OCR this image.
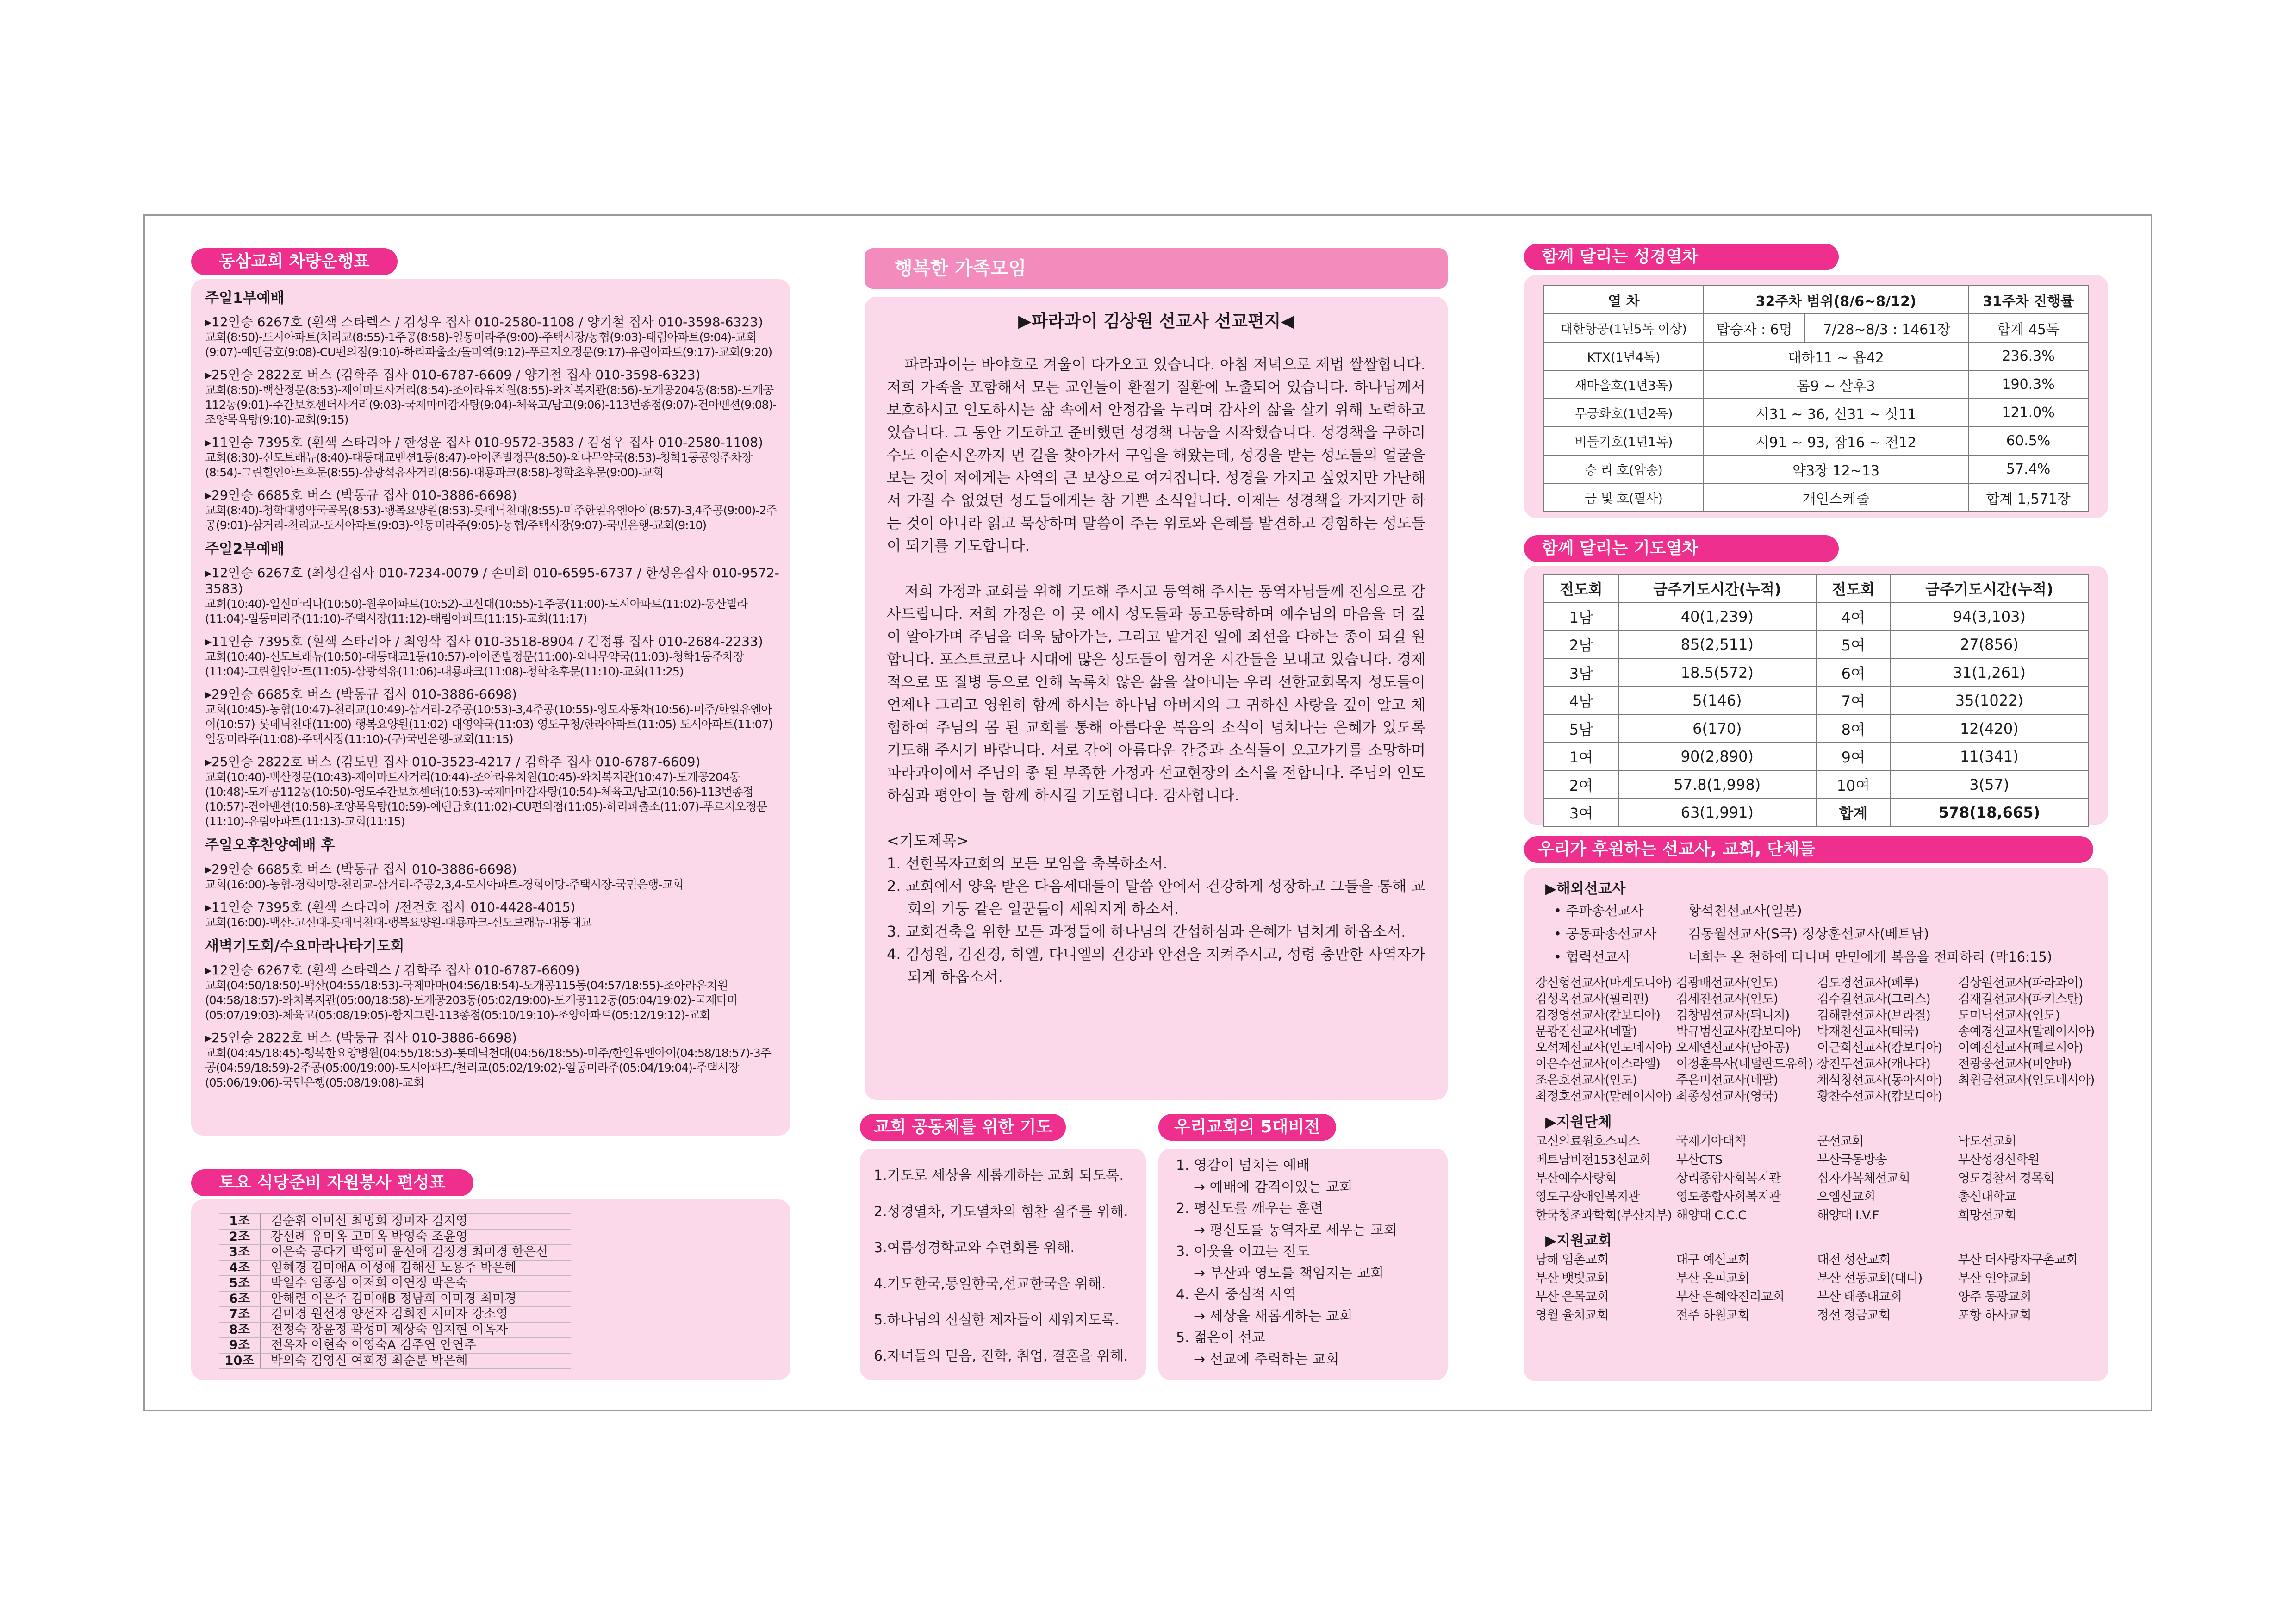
동삼교회 차량운행표
주일1부예배
▸12인승 6267호 (흰색 스타렉스 / 김성우 집사 010-2580-1108 / 양기철 집사 010-3598-6323)
교회(8:50)-도시아파트(처리교(8:55)-1주공(8:58)-일동미라주(9:00)-주택시장/농협(9:03)-태림아파트(9:04)-교회(9:07)-예덴금호(9:08)-CU편의점(9:10)-하리파출소/돌미역(9:12)-푸르지오정문(9:17)-유림아파트(9:17)-교회(9:20)
▸25인승 2822호 버스 (김학주 집사 010-6787-6609 / 양기철 집사 010-3598-6323)
교회(8:50)-백산정문(8:53)-제이마트사거리(8:54)-조아라유치원(8:55)-와치복지관(8:56)-도개공204동(8:58)-도개공112동(9:01)-주간보호센터사거리(9:03)-국제마마감자탕(9:04)-체육고/남고(9:06)-113번종점(9:07)-건아맨션(9:08)-조양목욕탕(9:10)-교회(9:15)
▸11인승 7395호 (흰색 스타리아 / 한성운 집사 010-9572-3583 / 김성우 집사 010-2580-1108)
교회(8:30)-신도브래뉴(8:40)-대동대교맨션1동(8:47)-아이존빌정문(8:50)-외나무약국(8:53)-청학1동공영주차장(8:54)-그린힐인아트후문(8:55)-삼광석유사거리(8:56)-대룡파크(8:58)-청학초후문(9:00)-교회
▸29인승 6685호 버스 (박동규 집사 010-3886-6698)
교회(8:40)-청학대영약국골목(8:53)-행복요양원(8:53)-롯데닉천대(8:55)-미주한일유엔아이(8:57)-3,4주공(9:00)-2주공(9:01)-삼거리-천리교-도시아파트(9:03)-일동미라주(9:05)-농협/주택시장(9:07)-국민은행-교회(9:10)
주일2부예배
▸12인승 6267호 (최성길집사 010-7234-0079 / 손미희 010-6595-6737 / 한성은집사 010-9572-3583)
교회(10:40)-일신마리나(10:50)-원우아파트(10:52)-고신대(10:55)-1주공(11:00)-도시아파트(11:02)-동산빌라(11:04)-일동미라주(11:10)-주택시장(11:12)-태림아파트(11:15)-교회(11:17)
▸11인승 7395호 (흰색 스타리아 / 최영삭 집사 010-3518-8904 / 김정룡 집사 010-2684-2233)
교회(10:40)-신도브래뉴(10:50)-대동대교1동(10:57)-아이존빌정문(11:00)-외나무약국(11:03)-청학1동주차장(11:04)-그린힐인아트(11:05)-삼광석유(11:06)-대룡파크(11:08)-청학초후문(11:10)-교회(11:25)
▸29인승 6685호 버스 (박동규 집사 010-3886-6698)
교회(10:45)-농협(10:47)-천리교(10:49)-삼거리-2주공(10:53)-3,4주공(10:55)-영도자동차(10:56)-미주/한일유엔아이(10:57)-롯데닉천대(11:00)-행복요양원(11:02)-대영약국(11:03)-영도구청/한라아파트(11:05)-도시아파트(11:07)-일동미라주(11:08)-주택시장(11:10)-(구)국민은행-교회(11:15)
▸25인승 2822호 버스 (김도민 집사 010-3523-4217 / 김학주 집사 010-6787-6609)
교회(10:40)-백산정문(10:43)-제이마트사거리(10:44)-조아라유치원(10:45)-와치복지관(10:47)-도개공204동(10:48)-도개공112동(10:50)-영도주간보호센터(10:53)-국제마마감자탕(10:54)-체육고/남고(10:56)-113번종점(10:57)-건아맨션(10:58)-조양목욕탕(10:59)-예덴금호(11:02)-CU편의점(11:05)-하리파출소(11:07)-푸르지오정문(11:10)-유림아파트(11:13)-교회(11:15)
주일오후찬양예배 후
▸29인승 6685호 버스 (박동규 집사 010-3886-6698)
교회(16:00)-농협-경희어망-천리교-삼거리-주공2,3,4-도시아파트-경희어망-주택시장-국민은행-교회
▸11인승 7395호 (흰색 스타리아 /전건호 집사 010-4428-4015)
교회(16:00)-백산-고신대-롯데닉천대-행복요양원-대룡파크-신도브래뉴-대동대교
새벽기도회/수요마라나타기도회
▸12인승 6267호 (흰색 스타렉스 / 김학주 집사 010-6787-6609)
교회(04:50/18:50)-백산(04:55/18:53)-국제마마(04:56/18:54)-도개공115동(04:57/18:55)-조아라유치원(04:58/18:57)-와치복지관(05:00/18:58)-도개공203동(05:02/19:00)-도개공112동(05:04/19:02)-국제마마(05:07/19:03)-체육고(05:08/19:05)-함지그린-113종점(05:10/19:10)-조양아파트(05:12/19:12)-교회
▸25인승 2822호 버스 (박동규 집사 010-3886-6698)
교회(04:45/18:45)-행복한요양병원(04:55/18:53)-롯데닉천대(04:56/18:55)-미주/한일유엔아이(04:58/18:57)-3주공(04:59/18:59)-2주공(05:00/19:00)-도시아파트/천리교(05:02/19:02)-일동미라주(05:04/19:04)-주택시장(05:06/19:06)-국민은행(05:08/19:08)-교회
토요 식당준비 자원봉사 편성표
1조	김순휘 이미선 최병희 정미자 김지영
2조	강선례 유미옥 고미옥 박영숙 조윤영
3조	이은숙 공다기 박영미 윤선애 김정경 최미경 한은선
4조	임혜경 김미애A 이성애 김해선 노용주 박은혜
5조	박일수 임종심 이저희 이연정 박은숙
6조	안해련 이은주 김미애B 정남희 이미경 최미경
7조	김미경 원선경 양선자 김희진 서미자 강소영
8조	전정숙 장윤정 곽성미 제상숙 임지현 이옥자
9조	전옥자 이현숙 이영숙A 김주연 안연주
10조	박의숙 김영신 여희정 최순분 박은혜
행복한 가족모임
▶파라과이 김상원 선교사 선교편지◀

파라과이는 바야흐로 겨울이 다가오고 있습니다. 아침 저녁으로 제법 쌀쌀합니다. 저희 가족을 포함해서 모든 교인들이 환절기 질환에 노출되어 있습니다. 하나님께서 보호하시고 인도하시는 삶 속에서 안정감을 누리며 감사의 삶을 살기 위해 노력하고 있습니다. 그 동안 기도하고 준비했던 성경책 나눔을 시작했습니다. 성경책을 구하러 수도 이순시온까지 먼 길을 찾아가서 구입을 해왔는데, 성경을 받는 성도들의 얼굴을 보는 것이 저에게는 사역의 큰 보상으로 여겨집니다. 성경을 가지고 싶었지만 가난해서 가질 수 없었던 성도들에게는 참 기쁜 소식입니다. 이제는 성경책을 가지기만 하는 것이 아니라 읽고 묵상하며 말씀이 주는 위로와 은혜를 발견하고 경험하는 성도들이 되기를 기도합니다.

저희 가정과 교회를 위해 기도해 주시고 동역해 주시는 동역자님들께 진심으로 감사드립니다. 저희 가정은 이 곳 에서 성도들과 동고동락하며 예수님의 마음을 더 깊이 알아가며 주님을 더욱 닮아가는, 그리고 맡겨진 일에 최선을 다하는 종이 되길 원합니다. 포스트코로나 시대에 많은 성도들이 힘겨운 시간들을 보내고 있습니다. 경제적으로 또 질병 등으로 인해 녹록치 않은 삶을 살아내는 우리 선한교회목자 성도들이 언제나 그리고 영원히 함께 하시는 하나님 아버지의 그 귀하신 사랑을 깊이 알고 체험하여 주님의 몸 된 교회를 통해 아름다운 복음의 소식이 넘쳐나는 은혜가 있도록 기도해 주시기 바랍니다. 서로 간에 아름다운 간증과 소식들이 오고가기를 소망하며 파라과이에서 주님의 좋 된 부족한 가정과 선교현장의 소식을 전합니다. 주님의 인도하심과 평안이 늘 함께 하시길 기도합니다. 감사합니다.

<기도제목>
1. 선한목자교회의 모든 모임을 축복하소서.
2. 교회에서 양육 받은 다음세대들이 말씀 안에서 건강하게 성장하고 그들을 통해 교회의 기둥 같은 일꾼들이 세워지게 하소서.
3. 교회건축을 위한 모든 과정들에 하나님의 간섭하심과 은혜가 넘치게 하옵소서.
4. 김성원, 김진경, 히엘, 다니엘의 건강과 안전을 지켜주시고, 성령 충만한 사역자가 되게 하옵소서.
교회 공동체를 위한 기도
1.기도로 세상을 새롭게하는 교회 되도록.
2.성경열차, 기도열차의 힘찬 질주를 위해.
3.여름성경학교와 수련회를 위해.
4.기도한국,통일한국,선교한국을 위해.
5.하나님의 신실한 제자들이 세워지도록.
6.자녀들의 믿음, 진학, 취업, 결혼을 위해.
우리교회의 5대비전
1. 영감이 넘치는 예배
→ 예배에 감격이있는 교회
2. 평신도를 깨우는 훈련
→ 평신도를 동역자로 세우는 교회
3. 이웃을 이끄는 전도
→ 부산과 영도를 책임지는 교회
4. 은사 중심적 사역
→ 세상을 새롭게하는 교회
5. 젊은이 선교
→ 선교에 주력하는 교회
함께 달리는 성경열차
열 차	32주차 범위(8/6~8/12)		31주차 진행률
대한항공(1년5독 이상)	탑승자 : 6명	7/28~8/3 : 1461장	합계 45독
KTX(1년4독)	대하11 ~ 욥42		236.3%
새마을호(1년3독)	롬9 ~ 살후3		190.3%
무궁화호(1년2독)	시31 ~ 36, 신31 ~ 삿11		121.0%
비둘기호(1년1독)	시91 ~ 93, 잠16 ~ 전12		60.5%
승 리 호(암송)	약3장 12~13		57.4%
금 빛 호(필사)	개인스케줄		합계 1,571장
함께 달리는 기도열차
전도회	금주기도시간(누적)	전도회	금주기도시간(누적)
1남	40(1,239)	4여	94(3,103)
2남	85(2,511)	5여	27(856)
3남	18.5(572)	6여	31(1,261)
4남	5(146)	7여	35(1022)
5남	6(170)	8여	12(420)
1여	90(2,890)	9여	11(341)
2여	57.8(1,998)	10여	3(57)
3여	63(1,991)	합계	578(18,665)
우리가 후원하는 선교사, 교회, 단체들
▶해외선교사
• 주파송선교사	황석천선교사(일본)
• 공동파송선교사	김동월선교사(S국) 정상훈선교사(베트남)
• 협력선교사	너희는 온 천하에 다니며 만민에게 복음을 전파하라 (막16:15)
강신형선교사(마게도니아) 김광배선교사(인도)	김도경선교사(페루)	김상원선교사(파라과이)
김성옥선교사(필리핀)	김세진선교사(인도)	김수길선교사(그리스)	김재길선교사(파키스탄)
김정영선교사(캄보디아)	김창범선교사(튀니지)	김해란선교사(브라질)	도미닉선교사(인도)
문광진선교사(네팔)	박규범선교사(캄보디아)	박재천선교사(태국)	송예경선교사(말레이시아)
오석제선교사(인도네시아) 오세연선교사(남아공)	이근희선교사(캄보디아)	이예진선교사(페르시아)
이은수선교사(이스라엘)	이정훈목사(네덜란드유학) 장진두선교사(캐나다)	전광웅선교사(미얀마)
조은호선교사(인도)	주은미선교사(네팔)	채석청선교사(동아시아)	최원금선교사(인도네시아)
최정호선교사(말레이시아) 최종성선교사(영국)	황찬수선교사(캄보디아)
▶지원단체
고신의료원호스피스	국제기아대책	군선교회	낙도선교회
베트남비전153선교회	부산CTS	부산극동방송	부산성경신학원
부산예수사랑회	상리종합사회복지관	십자가복체선교회	영도경찰서 경목회
영도구장애인복지관	영도종합사회복지관	오엠선교회	총신대학교
한국청조과학회(부산지부) 해양대 C.C.C	해양대 I.V.F	희망선교회
▶지원교회
남해 임촌교회	대구 예신교회	대전 성산교회	부산 더사랑자구촌교회
부산 뱃빛교회	부산 온피교회	부산 선동교회(대디)	부산 연약교회
부산 은목교회	부산 은혜와진리교회	부산 태종대교회	양주 동광교회
영월 율치교회	전주 하원교회	정선 정금교회	포항 하사교회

* **Goal**
Find every line that holds "주택시장" and copy it.

* **Completed exercise**
교회(8:50)-도시아파트(처리교(8:55)-1주공(8:58)-일동미라주(9:00)-주택시장/농협(9:03)-태림아파트(9:04)-교회(9:07)-예덴금호(9:08)-CU편의점(9:10)-하리파출소/돌미역(9:12)-푸르지오정문(9:17)-유림아파트(9:17)-교회(9:20)
교회(8:40)-청학대영약국골목(8:53)-행복요양원(8:53)-롯데닉천대(8:55)-미주한일유엔아이(8:57)-3,4주공(9:00)-2주공(9:01)-삼거리-천리교-도시아파트(9:03)-일동미라주(9:05)-농협/주택시장(9:07)-국민은행-교회(9:10)
교회(10:40)-일신마리나(10:50)-원우아파트(10:52)-고신대(10:55)-1주공(11:00)-도시아파트(11:02)-동산빌라(11:04)-일동미라주(11:10)-주택시장(11:12)-태림아파트(11:15)-교회(11:17)
교회(10:45)-농협(10:47)-천리교(10:49)-삼거리-2주공(10:53)-3,4주공(10:55)-영도자동차(10:56)-미주/한일유엔아이(10:57)-롯데닉천대(11:00)-행복요양원(11:02)-대영약국(11:03)-영도구청/한라아파트(11:05)-도시아파트(11:07)-일동미라주(11:08)-주택시장(11:10)-(구)국민은행-교회(11:15)
교회(16:00)-농협-경희어망-천리교-삼거리-주공2,3,4-도시아파트-경희어망-주택시장-국민은행-교회
교회(04:45/18:45)-행복한요양병원(04:55/18:53)-롯데닉천대(04:56/18:55)-미주/한일유엔아이(04:58/18:57)-3주공(04:59/18:59)-2주공(05:00/19:00)-도시아파트/천리교(05:02/19:02)-일동미라주(05:04/19:04)-주택시장(05:06/19:06)-국민은행(05:08/19:08)-교회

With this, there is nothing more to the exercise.